■ Task to carry out
Tally the lines that contain the string "Complaint" and give the number by itself.

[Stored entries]
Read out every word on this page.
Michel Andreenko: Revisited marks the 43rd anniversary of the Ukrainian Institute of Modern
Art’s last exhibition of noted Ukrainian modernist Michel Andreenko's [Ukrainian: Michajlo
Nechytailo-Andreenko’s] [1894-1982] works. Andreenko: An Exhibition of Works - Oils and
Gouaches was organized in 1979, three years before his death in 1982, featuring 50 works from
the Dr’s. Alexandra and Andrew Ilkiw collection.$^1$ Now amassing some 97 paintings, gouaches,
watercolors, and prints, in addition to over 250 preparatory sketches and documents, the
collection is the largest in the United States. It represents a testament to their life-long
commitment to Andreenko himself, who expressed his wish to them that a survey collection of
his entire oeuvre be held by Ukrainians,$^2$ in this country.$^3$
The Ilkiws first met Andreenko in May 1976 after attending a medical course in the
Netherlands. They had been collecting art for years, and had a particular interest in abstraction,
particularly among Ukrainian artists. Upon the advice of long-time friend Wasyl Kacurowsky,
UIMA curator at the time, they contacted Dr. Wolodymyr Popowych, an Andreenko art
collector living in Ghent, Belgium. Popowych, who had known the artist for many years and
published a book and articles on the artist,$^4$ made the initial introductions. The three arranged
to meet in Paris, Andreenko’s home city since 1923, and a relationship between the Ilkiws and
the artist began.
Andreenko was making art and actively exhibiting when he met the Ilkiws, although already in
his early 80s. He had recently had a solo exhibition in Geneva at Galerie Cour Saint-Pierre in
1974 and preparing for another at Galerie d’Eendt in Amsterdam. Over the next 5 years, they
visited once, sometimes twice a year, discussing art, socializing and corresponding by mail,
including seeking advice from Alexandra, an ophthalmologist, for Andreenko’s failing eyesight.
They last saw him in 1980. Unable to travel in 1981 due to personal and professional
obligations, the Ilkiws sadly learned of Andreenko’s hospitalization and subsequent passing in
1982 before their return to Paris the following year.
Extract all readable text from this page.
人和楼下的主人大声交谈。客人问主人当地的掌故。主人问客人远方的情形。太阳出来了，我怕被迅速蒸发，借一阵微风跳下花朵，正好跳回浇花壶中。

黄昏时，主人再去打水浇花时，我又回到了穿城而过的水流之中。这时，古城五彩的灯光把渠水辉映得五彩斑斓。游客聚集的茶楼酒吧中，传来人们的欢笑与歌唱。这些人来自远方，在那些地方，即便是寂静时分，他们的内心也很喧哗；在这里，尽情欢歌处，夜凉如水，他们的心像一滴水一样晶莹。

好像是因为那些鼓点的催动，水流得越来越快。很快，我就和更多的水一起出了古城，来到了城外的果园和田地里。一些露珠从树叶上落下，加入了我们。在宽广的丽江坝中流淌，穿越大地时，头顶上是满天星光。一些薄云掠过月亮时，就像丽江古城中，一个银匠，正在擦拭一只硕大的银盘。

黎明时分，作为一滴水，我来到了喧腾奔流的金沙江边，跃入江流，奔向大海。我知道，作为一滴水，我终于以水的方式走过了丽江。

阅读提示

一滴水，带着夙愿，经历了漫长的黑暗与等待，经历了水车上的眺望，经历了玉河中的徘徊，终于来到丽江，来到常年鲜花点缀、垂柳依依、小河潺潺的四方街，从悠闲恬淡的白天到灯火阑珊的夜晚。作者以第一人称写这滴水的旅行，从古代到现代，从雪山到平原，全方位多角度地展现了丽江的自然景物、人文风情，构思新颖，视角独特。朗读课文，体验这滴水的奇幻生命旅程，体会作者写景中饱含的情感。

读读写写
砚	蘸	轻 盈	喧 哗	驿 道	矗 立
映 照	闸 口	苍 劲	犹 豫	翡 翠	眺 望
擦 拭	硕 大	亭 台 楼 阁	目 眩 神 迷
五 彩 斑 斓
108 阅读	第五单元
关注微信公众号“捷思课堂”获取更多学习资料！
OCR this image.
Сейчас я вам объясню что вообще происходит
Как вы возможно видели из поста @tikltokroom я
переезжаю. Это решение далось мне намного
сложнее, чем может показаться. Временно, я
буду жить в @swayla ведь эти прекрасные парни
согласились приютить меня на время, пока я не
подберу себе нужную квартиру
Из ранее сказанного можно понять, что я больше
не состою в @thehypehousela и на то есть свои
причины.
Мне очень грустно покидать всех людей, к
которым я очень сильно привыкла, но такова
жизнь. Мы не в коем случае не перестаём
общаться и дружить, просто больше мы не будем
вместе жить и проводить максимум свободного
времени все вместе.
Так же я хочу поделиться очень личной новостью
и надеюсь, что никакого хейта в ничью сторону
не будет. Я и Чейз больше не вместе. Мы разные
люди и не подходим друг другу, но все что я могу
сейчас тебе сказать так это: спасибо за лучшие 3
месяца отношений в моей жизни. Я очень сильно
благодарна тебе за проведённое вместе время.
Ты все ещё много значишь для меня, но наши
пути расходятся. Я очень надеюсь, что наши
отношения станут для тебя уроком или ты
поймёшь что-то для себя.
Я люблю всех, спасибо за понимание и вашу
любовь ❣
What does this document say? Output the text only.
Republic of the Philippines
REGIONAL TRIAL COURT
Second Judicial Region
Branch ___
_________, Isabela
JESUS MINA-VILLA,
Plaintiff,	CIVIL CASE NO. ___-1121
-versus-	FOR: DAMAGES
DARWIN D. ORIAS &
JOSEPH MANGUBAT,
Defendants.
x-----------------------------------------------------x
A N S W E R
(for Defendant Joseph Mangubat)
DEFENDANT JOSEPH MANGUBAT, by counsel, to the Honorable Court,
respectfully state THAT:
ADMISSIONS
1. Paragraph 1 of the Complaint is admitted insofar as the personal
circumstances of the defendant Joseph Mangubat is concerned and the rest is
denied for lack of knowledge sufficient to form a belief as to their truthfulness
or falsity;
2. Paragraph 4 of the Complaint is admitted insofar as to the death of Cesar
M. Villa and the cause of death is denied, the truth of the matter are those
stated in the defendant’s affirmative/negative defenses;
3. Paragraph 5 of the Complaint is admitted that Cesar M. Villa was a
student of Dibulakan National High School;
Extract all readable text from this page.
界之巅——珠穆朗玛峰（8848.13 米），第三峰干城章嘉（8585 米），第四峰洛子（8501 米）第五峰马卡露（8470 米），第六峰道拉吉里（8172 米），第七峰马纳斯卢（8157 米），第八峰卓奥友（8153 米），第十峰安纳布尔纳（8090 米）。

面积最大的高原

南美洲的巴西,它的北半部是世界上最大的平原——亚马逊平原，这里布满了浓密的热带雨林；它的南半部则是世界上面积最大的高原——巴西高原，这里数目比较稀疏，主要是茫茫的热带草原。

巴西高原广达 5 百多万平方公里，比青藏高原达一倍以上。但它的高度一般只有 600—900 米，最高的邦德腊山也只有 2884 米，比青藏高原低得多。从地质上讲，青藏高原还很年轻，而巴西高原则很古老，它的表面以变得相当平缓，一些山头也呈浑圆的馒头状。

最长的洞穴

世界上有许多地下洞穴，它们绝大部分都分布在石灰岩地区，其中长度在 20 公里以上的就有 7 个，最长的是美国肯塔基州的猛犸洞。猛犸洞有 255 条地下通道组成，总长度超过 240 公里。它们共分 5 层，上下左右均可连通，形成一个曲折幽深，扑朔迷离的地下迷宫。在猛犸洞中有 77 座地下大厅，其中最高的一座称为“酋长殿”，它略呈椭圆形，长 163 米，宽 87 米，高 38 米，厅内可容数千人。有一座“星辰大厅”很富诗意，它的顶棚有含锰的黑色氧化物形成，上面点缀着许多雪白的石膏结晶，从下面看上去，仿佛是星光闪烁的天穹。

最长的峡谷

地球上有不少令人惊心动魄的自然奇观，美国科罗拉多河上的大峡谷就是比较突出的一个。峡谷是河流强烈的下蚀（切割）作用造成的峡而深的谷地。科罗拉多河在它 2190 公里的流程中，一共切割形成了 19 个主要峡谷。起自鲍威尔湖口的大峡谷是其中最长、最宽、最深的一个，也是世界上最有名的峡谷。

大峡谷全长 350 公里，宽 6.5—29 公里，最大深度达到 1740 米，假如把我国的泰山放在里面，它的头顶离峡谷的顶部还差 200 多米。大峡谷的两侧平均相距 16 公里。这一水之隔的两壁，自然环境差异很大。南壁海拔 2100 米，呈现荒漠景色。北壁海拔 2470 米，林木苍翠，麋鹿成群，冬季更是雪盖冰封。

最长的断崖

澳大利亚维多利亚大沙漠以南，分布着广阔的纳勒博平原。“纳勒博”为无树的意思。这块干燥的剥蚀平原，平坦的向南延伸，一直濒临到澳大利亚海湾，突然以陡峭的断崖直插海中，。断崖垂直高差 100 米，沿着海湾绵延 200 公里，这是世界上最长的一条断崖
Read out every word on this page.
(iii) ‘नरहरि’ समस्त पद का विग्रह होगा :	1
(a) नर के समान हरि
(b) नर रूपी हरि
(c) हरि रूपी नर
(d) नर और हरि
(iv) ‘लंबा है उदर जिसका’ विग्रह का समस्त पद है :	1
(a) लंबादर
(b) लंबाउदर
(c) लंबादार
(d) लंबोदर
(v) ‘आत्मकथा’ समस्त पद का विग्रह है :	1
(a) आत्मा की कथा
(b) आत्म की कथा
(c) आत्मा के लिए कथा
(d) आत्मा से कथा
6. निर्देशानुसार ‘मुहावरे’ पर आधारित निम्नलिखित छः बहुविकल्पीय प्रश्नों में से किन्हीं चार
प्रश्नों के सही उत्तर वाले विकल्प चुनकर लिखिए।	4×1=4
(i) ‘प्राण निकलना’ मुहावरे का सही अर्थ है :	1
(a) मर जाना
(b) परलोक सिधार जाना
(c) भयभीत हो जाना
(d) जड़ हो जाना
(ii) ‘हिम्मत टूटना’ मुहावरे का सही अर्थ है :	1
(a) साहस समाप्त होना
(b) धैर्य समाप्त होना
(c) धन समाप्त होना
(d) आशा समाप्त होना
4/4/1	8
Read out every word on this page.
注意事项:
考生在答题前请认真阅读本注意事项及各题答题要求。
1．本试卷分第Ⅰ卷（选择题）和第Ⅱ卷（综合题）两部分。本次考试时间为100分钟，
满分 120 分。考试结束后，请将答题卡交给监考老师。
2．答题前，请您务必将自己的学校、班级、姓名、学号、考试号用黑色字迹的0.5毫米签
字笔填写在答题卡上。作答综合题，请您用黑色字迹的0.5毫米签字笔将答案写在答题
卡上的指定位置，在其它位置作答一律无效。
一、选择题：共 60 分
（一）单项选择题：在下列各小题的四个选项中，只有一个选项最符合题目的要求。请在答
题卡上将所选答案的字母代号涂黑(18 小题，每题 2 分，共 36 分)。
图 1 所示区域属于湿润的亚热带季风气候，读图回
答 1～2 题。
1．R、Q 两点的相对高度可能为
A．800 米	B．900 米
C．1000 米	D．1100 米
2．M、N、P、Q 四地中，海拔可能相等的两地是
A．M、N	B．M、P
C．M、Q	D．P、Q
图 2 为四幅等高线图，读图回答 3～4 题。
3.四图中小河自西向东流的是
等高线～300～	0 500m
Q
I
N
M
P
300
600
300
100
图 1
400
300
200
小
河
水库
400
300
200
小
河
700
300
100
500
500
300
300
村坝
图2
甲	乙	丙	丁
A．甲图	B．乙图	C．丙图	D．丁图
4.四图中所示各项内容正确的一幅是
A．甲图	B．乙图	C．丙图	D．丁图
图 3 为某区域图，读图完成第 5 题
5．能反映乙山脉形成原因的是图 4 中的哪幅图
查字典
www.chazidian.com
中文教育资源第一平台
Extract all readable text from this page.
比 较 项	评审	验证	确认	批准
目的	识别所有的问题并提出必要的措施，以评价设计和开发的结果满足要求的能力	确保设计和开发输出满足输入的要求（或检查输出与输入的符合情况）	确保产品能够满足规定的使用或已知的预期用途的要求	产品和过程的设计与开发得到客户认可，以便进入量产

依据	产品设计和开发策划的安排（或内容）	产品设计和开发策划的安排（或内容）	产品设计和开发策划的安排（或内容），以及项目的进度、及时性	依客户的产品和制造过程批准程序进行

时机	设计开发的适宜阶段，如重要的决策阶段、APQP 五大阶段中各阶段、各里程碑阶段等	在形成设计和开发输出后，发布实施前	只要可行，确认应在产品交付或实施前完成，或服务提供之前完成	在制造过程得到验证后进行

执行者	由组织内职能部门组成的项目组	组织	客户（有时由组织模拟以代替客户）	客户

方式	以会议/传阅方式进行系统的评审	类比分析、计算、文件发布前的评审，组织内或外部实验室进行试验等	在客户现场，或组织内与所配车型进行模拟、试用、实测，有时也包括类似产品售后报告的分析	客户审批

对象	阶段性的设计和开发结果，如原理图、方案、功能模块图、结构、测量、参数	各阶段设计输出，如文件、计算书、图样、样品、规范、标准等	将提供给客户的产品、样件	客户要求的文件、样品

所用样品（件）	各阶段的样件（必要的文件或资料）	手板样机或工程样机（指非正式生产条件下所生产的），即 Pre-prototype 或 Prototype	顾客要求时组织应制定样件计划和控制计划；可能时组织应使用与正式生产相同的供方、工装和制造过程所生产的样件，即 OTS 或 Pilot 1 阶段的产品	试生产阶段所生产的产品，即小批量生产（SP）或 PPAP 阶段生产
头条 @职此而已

■ Result of the exercise
3